* begin Extracted records *
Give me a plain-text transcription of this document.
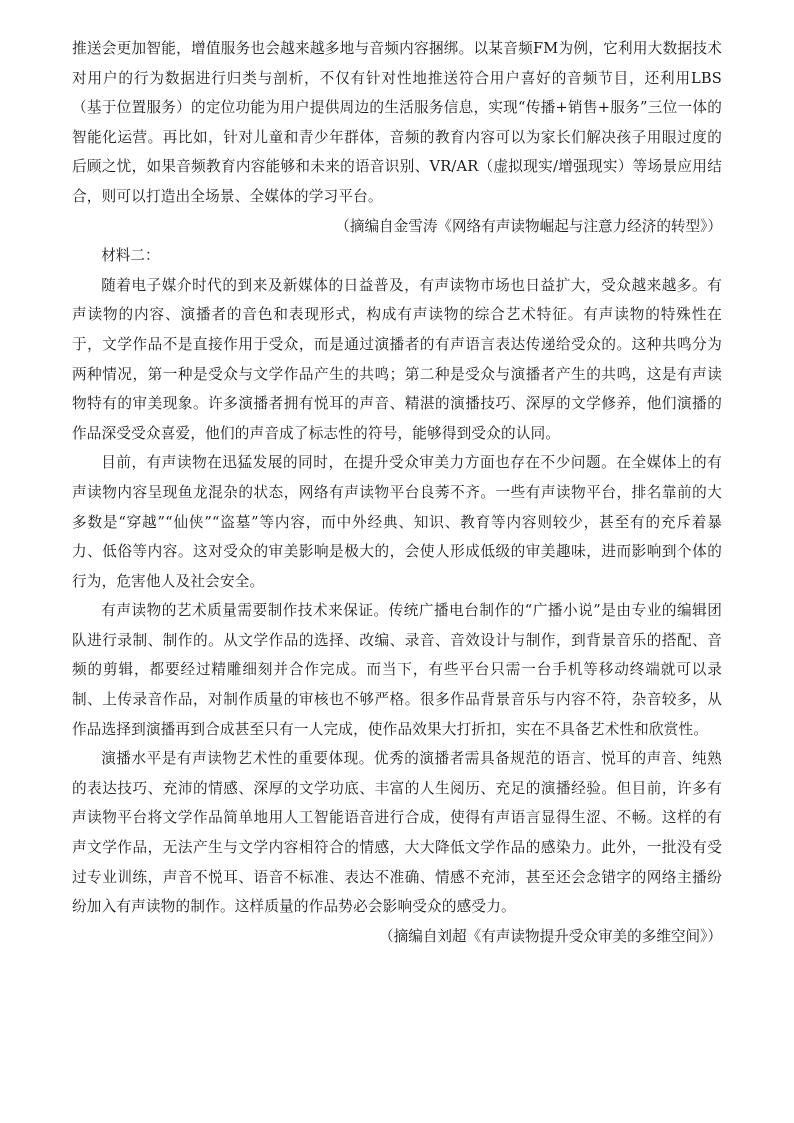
推送会更加智能，增值服务也会越来越多地与音频内容捆绑。以某音频FM为例，它利用大数据技术对用户的行为数据进行归类与剖析，不仅有针对性地推送符合用户喜好的音频节目，还利用LBS（基于位置服务）的定位功能为用户提供周边的生活服务信息，实现“传播+销售+服务”三位一体的智能化运营。再比如，针对儿童和青少年群体，音频的教育内容可以为家长们解决孩子用眼过度的后顾之忧，如果音频教育内容能够和未来的语音识别、VR/AR（虚拟现实/增强现实）等场景应用结合，则可以打造出全场景、全媒体的学习平台。

（摘编自金雪涛《网络有声读物崛起与注意力经济的转型》）

材料二：

随着电子媒介时代的到来及新媒体的日益普及，有声读物市场也日益扩大，受众越来越多。有声读物的内容、演播者的音色和表现形式，构成有声读物的综合艺术特征。有声读物的特殊性在于，文学作品不是直接作用于受众，而是通过演播者的有声语言表达传递给受众的。这种共鸣分为两种情况，第一种是受众与文学作品产生的共鸣；第二种是受众与演播者产生的共鸣，这是有声读物特有的审美现象。许多演播者拥有悦耳的声音、精湛的演播技巧、深厚的文学修养，他们演播的作品深受受众喜爱，他们的声音成了标志性的符号，能够得到受众的认同。

目前，有声读物在迅猛发展的同时，在提升受众审美力方面也存在不少问题。在全媒体上的有声读物内容呈现鱼龙混杂的状态，网络有声读物平台良莠不齐。一些有声读物平台，排名靠前的大多数是“穿越”“仙侠”“盗墓”等内容，而中外经典、知识、教育等内容则较少，甚至有的充斥着暴力、低俗等内容。这对受众的审美影响是极大的，会使人形成低级的审美趣味，进而影响到个体的行为，危害他人及社会安全。

有声读物的艺术质量需要制作技术来保证。传统广播电台制作的“广播小说”是由专业的编辑团队进行录制、制作的。从文学作品的选择、改编、录音、音效设计与制作，到背景音乐的搭配、音频的剪辑，都要经过精雕细刻并合作完成。而当下，有些平台只需一台手机等移动终端就可以录制、上传录音作品，对制作质量的审核也不够严格。很多作品背景音乐与内容不符，杂音较多，从作品选择到演播再到合成甚至只有一人完成，使作品效果大打折扣，实在不具备艺术性和欣赏性。

演播水平是有声读物艺术性的重要体现。优秀的演播者需具备规范的语言、悦耳的声音、纯熟的表达技巧、充沛的情感、深厚的文学功底、丰富的人生阅历、充足的演播经验。但目前，许多有声读物平台将文学作品简单地用人工智能语音进行合成，使得有声语言显得生涩、不畅。这样的有声文学作品，无法产生与文学内容相符合的情感，大大降低文学作品的感染力。此外，一批没有受过专业训练，声音不悦耳、语音不标准、表达不准确、情感不充沛，甚至还会念错字的网络主播纷纷加入有声读物的制作。这样质量的作品势必会影响受众的感受力。

（摘编自刘超《有声读物提升受众审美的多维空间》）
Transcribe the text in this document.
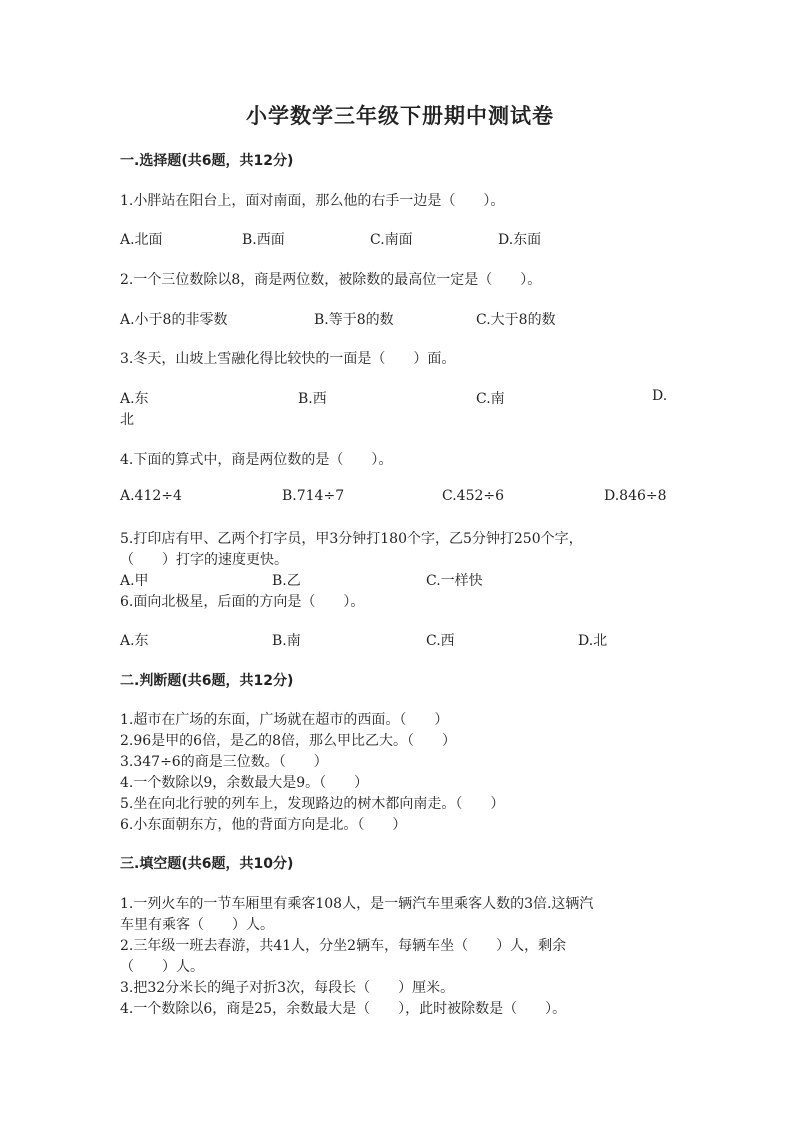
小学数学三年级下册期中测试卷
一.选择题(共6题，共12分)
1.小胖站在阳台上，面对南面，那么他的右手一边是（　　）。
A.北面	B.西面	C.南面	D.东面
2.一个三位数除以8，商是两位数，被除数的最高位一定是（　　）。
A.小于8的非零数	B.等于8的数	C.大于8的数
3.冬天，山坡上雪融化得比较快的一面是（　　）面。
A.东	B.西	C.南	D.
北
4.下面的算式中，商是两位数的是（　　）。
A.412÷4	B.714÷7	C.452÷6	D.846÷8
5.打印店有甲、乙两个打字员，甲3分钟打180个字，乙5分钟打250个字，
（　　）打字的速度更快。
A.甲	B.乙	C.一样快
6.面向北极星，后面的方向是（　　）。
A.东	B.南	C.西	D.北
二.判断题(共6题，共12分)
1.超市在广场的东面，广场就在超市的西面。（　　）
2.96是甲的6倍，是乙的8倍，那么甲比乙大。（　　）
3.347÷6的商是三位数。（　　）
4.一个数除以9，余数最大是9。（　　）
5.坐在向北行驶的列车上，发现路边的树木都向南走。（　　）
6.小东面朝东方，他的背面方向是北。（　　）
三.填空题(共6题，共10分)
1.一列火车的一节车厢里有乘客108人，是一辆汽车里乘客人数的3倍.这辆汽
车里有乘客（　　）人。
2.三年级一班去春游，共41人，分坐2辆车，每辆车坐（　　）人，剩余
（　　）人。
3.把32分米长的绳子对折3次，每段长（　　）厘米。
4.一个数除以6，商是25，余数最大是（　　），此时被除数是（　　）。
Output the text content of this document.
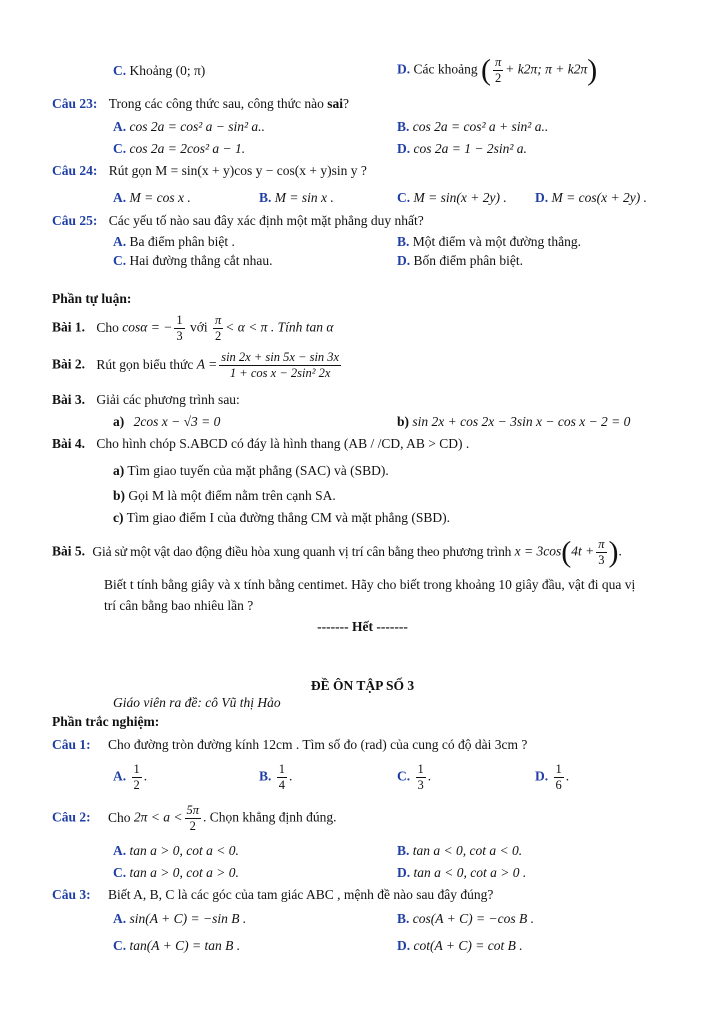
C. Khoảng (0; π)	D. Các khoảng ( $\frac{\pi}{2} + k2\pi$; π + k2π)
Câu 23: Trong các công thức sau, công thức nào sai?
A. cos 2a = cos² a − sin² a..	B. cos 2a = cos² a + sin² a..
C. cos 2a = 2cos² a − 1.	D. cos 2a = 1 − 2sin² a.
Câu 24: Rút gọn M = sin(x + y)cos y − cos(x + y)sin y ?
A. M = cos x .	B. M = sin x .	C. M = sin(x + 2y) . D. M = cos(x + 2y) .
Câu 25: Các yếu tố nào sau đây xác định một mặt phẳng duy nhất?
A. Ba điểm phân biệt .	B. Một điểm và một đường thẳng.
C. Hai đường thẳng cắt nhau.	D. Bốn điểm phân biệt.
Phần tự luận:
Bài 1. Cho cosα = − $\frac{1}{3}$ với $\frac{\pi}{2} < \alpha < \pi$ . Tính tan α
Bài 2. Rút gọn biểu thức $A = \frac{\sin 2x + \sin 5x - \sin 3x}{\text{1 + cos x − 2sin² 2x}}$
Bài 3. Giải các phương trình sau:
a) 2cos x − √3 = 0	b) sin 2x + cos 2x − 3sin x − cos x − 2 = 0
Bài 4. Cho hình chóp S.ABCD có đáy là hình thang (AB / /CD, AB > CD) .
a) Tìm giao tuyến của mặt phẳng (SAC) và (SBD).
b) Gọi M là một điểm nằm trên cạnh SA.
c) Tìm giao điểm I của đường thẳng CM và mặt phẳng (SBD).
Bài 5. Giả sử một vật dao động điều hòa xung quanh vị trí cân bằng theo phương trình $x = 3\cos(4t + \frac{\pi}{3}$ ).
Biết t tính bằng giây và x tính bằng centimet. Hãy cho biết trong khoảng 10 giây đầu, vật đi qua vị
trí cân bằng bao nhiêu lần ?
------- Hết -------
ĐỀ ÔN TẬP SỐ 3
Giáo viên ra đề: cô Vũ thị Hảo
Phần trắc nghiệm:
Câu 1: Cho đường tròn đường kính 12cm . Tìm số đo (rad) của cung có độ dài 3cm ?
A. $\frac{1}{2}$ .	B. $\frac{1}{4}$ .	C. $\frac{1}{3}$ .	D. $\frac{1}{6}$ .
Câu 2: Cho $2\pi < a < \frac{5\pi}{2}$ . Chọn khẳng định đúng.
A. tan a > 0, cot a < 0.	B. tan a < 0, cot a < 0.
C. tan a > 0, cot a > 0.	D. tan a < 0, cot a > 0 .
Câu 3: Biết A, B, C là các góc của tam giác ABC , mệnh đề nào sau đây đúng?
A. sin(A + C) = −sin B .	B. cos(A + C) = −cos B .
C. tan(A + C) = tan B .	D. cot(A + C) = cot B .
* end Extracted records *
Restate the records above in full, word for word. Keep pictures out.

→ **Task result**:
Give me a plain-text transcription of this document.
推送会更加智能，增值服务也会越来越多地与音频内容捆绑。以某音频FM为例，它利用大数据技术对用户的行为数据进行归类与剖析，不仅有针对性地推送符合用户喜好的音频节目，还利用LBS（基于位置服务）的定位功能为用户提供周边的生活服务信息，实现“传播+销售+服务”三位一体的智能化运营。再比如，针对儿童和青少年群体，音频的教育内容可以为家长们解决孩子用眼过度的后顾之忧，如果音频教育内容能够和未来的语音识别、VR/AR（虚拟现实/增强现实）等场景应用结合，则可以打造出全场景、全媒体的学习平台。

（摘编自金雪涛《网络有声读物崛起与注意力经济的转型》）

材料二：

随着电子媒介时代的到来及新媒体的日益普及，有声读物市场也日益扩大，受众越来越多。有声读物的内容、演播者的音色和表现形式，构成有声读物的综合艺术特征。有声读物的特殊性在于，文学作品不是直接作用于受众，而是通过演播者的有声语言表达传递给受众的。这种共鸣分为两种情况，第一种是受众与文学作品产生的共鸣；第二种是受众与演播者产生的共鸣，这是有声读物特有的审美现象。许多演播者拥有悦耳的声音、精湛的演播技巧、深厚的文学修养，他们演播的作品深受受众喜爱，他们的声音成了标志性的符号，能够得到受众的认同。

目前，有声读物在迅猛发展的同时，在提升受众审美力方面也存在不少问题。在全媒体上的有声读物内容呈现鱼龙混杂的状态，网络有声读物平台良莠不齐。一些有声读物平台，排名靠前的大多数是“穿越”“仙侠”“盗墓”等内容，而中外经典、知识、教育等内容则较少，甚至有的充斥着暴力、低俗等内容。这对受众的审美影响是极大的，会使人形成低级的审美趣味，进而影响到个体的行为，危害他人及社会安全。

有声读物的艺术质量需要制作技术来保证。传统广播电台制作的“广播小说”是由专业的编辑团队进行录制、制作的。从文学作品的选择、改编、录音、音效设计与制作，到背景音乐的搭配、音频的剪辑，都要经过精雕细刻并合作完成。而当下，有些平台只需一台手机等移动终端就可以录制、上传录音作品，对制作质量的审核也不够严格。很多作品背景音乐与内容不符，杂音较多，从作品选择到演播再到合成甚至只有一人完成，使作品效果大打折扣，实在不具备艺术性和欣赏性。

演播水平是有声读物艺术性的重要体现。优秀的演播者需具备规范的语言、悦耳的声音、纯熟的表达技巧、充沛的情感、深厚的文学功底、丰富的人生阅历、充足的演播经验。但目前，许多有声读物平台将文学作品简单地用人工智能语音进行合成，使得有声语言显得生涩、不畅。这样的有声文学作品，无法产生与文学内容相符合的情感，大大降低文学作品的感染力。此外，一批没有受过专业训练，声音不悦耳、语音不标准、表达不准确、情感不充沛，甚至还会念错字的网络主播纷纷加入有声读物的制作。这样质量的作品势必会影响受众的感受力。

（摘编自刘超《有声读物提升受众审美的多维空间》）
Transcribe the text in this document.
小学数学三年级下册期中测试卷
一.选择题(共6题，共12分)
1.小胖站在阳台上，面对南面，那么他的右手一边是（　　）。
A.北面	B.西面	C.南面	D.东面
2.一个三位数除以8，商是两位数，被除数的最高位一定是（　　）。
A.小于8的非零数	B.等于8的数	C.大于8的数
3.冬天，山坡上雪融化得比较快的一面是（　　）面。
A.东	B.西	C.南	D.
北
4.下面的算式中，商是两位数的是（　　）。
A.412÷4	B.714÷7	C.452÷6	D.846÷8
5.打印店有甲、乙两个打字员，甲3分钟打180个字，乙5分钟打250个字，
（　　）打字的速度更快。
A.甲	B.乙	C.一样快
6.面向北极星，后面的方向是（　　）。
A.东	B.南	C.西	D.北
二.判断题(共6题，共12分)
1.超市在广场的东面，广场就在超市的西面。（　　）
2.96是甲的6倍，是乙的8倍，那么甲比乙大。（　　）
3.347÷6的商是三位数。（　　）
4.一个数除以9，余数最大是9。（　　）
5.坐在向北行驶的列车上，发现路边的树木都向南走。（　　）
6.小东面朝东方，他的背面方向是北。（　　）
三.填空题(共6题，共10分)
1.一列火车的一节车厢里有乘客108人，是一辆汽车里乘客人数的3倍.这辆汽
车里有乘客（　　）人。
2.三年级一班去春游，共41人，分坐2辆车，每辆车坐（　　）人，剩余
（　　）人。
3.把32分米长的绳子对折3次，每段长（　　）厘米。
4.一个数除以6，商是25，余数最大是（　　），此时被除数是（　　）。
Output the text content of this document.
C. Khoảng (0; π)	D. Các khoảng ( $\frac{\pi}{2} + k2\pi$; π + k2π)
Câu 23: Trong các công thức sau, công thức nào sai?
A. cos 2a = cos² a − sin² a..	B. cos 2a = cos² a + sin² a..
C. cos 2a = 2cos² a − 1.	D. cos 2a = 1 − 2sin² a.
Câu 24: Rút gọn M = sin(x + y)cos y − cos(x + y)sin y ?
A. M = cos x .	B. M = sin x .	C. M = sin(x + 2y) . D. M = cos(x + 2y) .
Câu 25: Các yếu tố nào sau đây xác định một mặt phẳng duy nhất?
A. Ba điểm phân biệt .	B. Một điểm và một đường thẳng.
C. Hai đường thẳng cắt nhau.	D. Bốn điểm phân biệt.
Phần tự luận:
Bài 1. Cho cosα = − $\frac{1}{3}$ với $\frac{\pi}{2} < \alpha < \pi$ . Tính tan α
Bài 2. Rút gọn biểu thức $A = \frac{\sin 2x + \sin 5x - \sin 3x}{\text{1 + cos x − 2sin² 2x}}$
Bài 3. Giải các phương trình sau:
a) 2cos x − √3 = 0	b) sin 2x + cos 2x − 3sin x − cos x − 2 = 0
Bài 4. Cho hình chóp S.ABCD có đáy là hình thang (AB / /CD, AB > CD) .
a) Tìm giao tuyến của mặt phẳng (SAC) và (SBD).
b) Gọi M là một điểm nằm trên cạnh SA.
c) Tìm giao điểm I của đường thẳng CM và mặt phẳng (SBD).
Bài 5. Giả sử một vật dao động điều hòa xung quanh vị trí cân bằng theo phương trình $x = 3\cos(4t + \frac{\pi}{3}$ ).
Biết t tính bằng giây và x tính bằng centimet. Hãy cho biết trong khoảng 10 giây đầu, vật đi qua vị
trí cân bằng bao nhiêu lần ?
------- Hết -------
ĐỀ ÔN TẬP SỐ 3
Giáo viên ra đề: cô Vũ thị Hảo
Phần trắc nghiệm:
Câu 1: Cho đường tròn đường kính 12cm . Tìm số đo (rad) của cung có độ dài 3cm ?
A. $\frac{1}{2}$ .	B. $\frac{1}{4}$ .	C. $\frac{1}{3}$ .	D. $\frac{1}{6}$ .
Câu 2: Cho $2\pi < a < \frac{5\pi}{2}$ . Chọn khẳng định đúng.
A. tan a > 0, cot a < 0.	B. tan a < 0, cot a < 0.
C. tan a > 0, cot a > 0.	D. tan a < 0, cot a > 0 .
Câu 3: Biết A, B, C là các góc của tam giác ABC , mệnh đề nào sau đây đúng?
A. sin(A + C) = −sin B .	B. cos(A + C) = −cos B .
C. tan(A + C) = tan B .	D. cot(A + C) = cot B .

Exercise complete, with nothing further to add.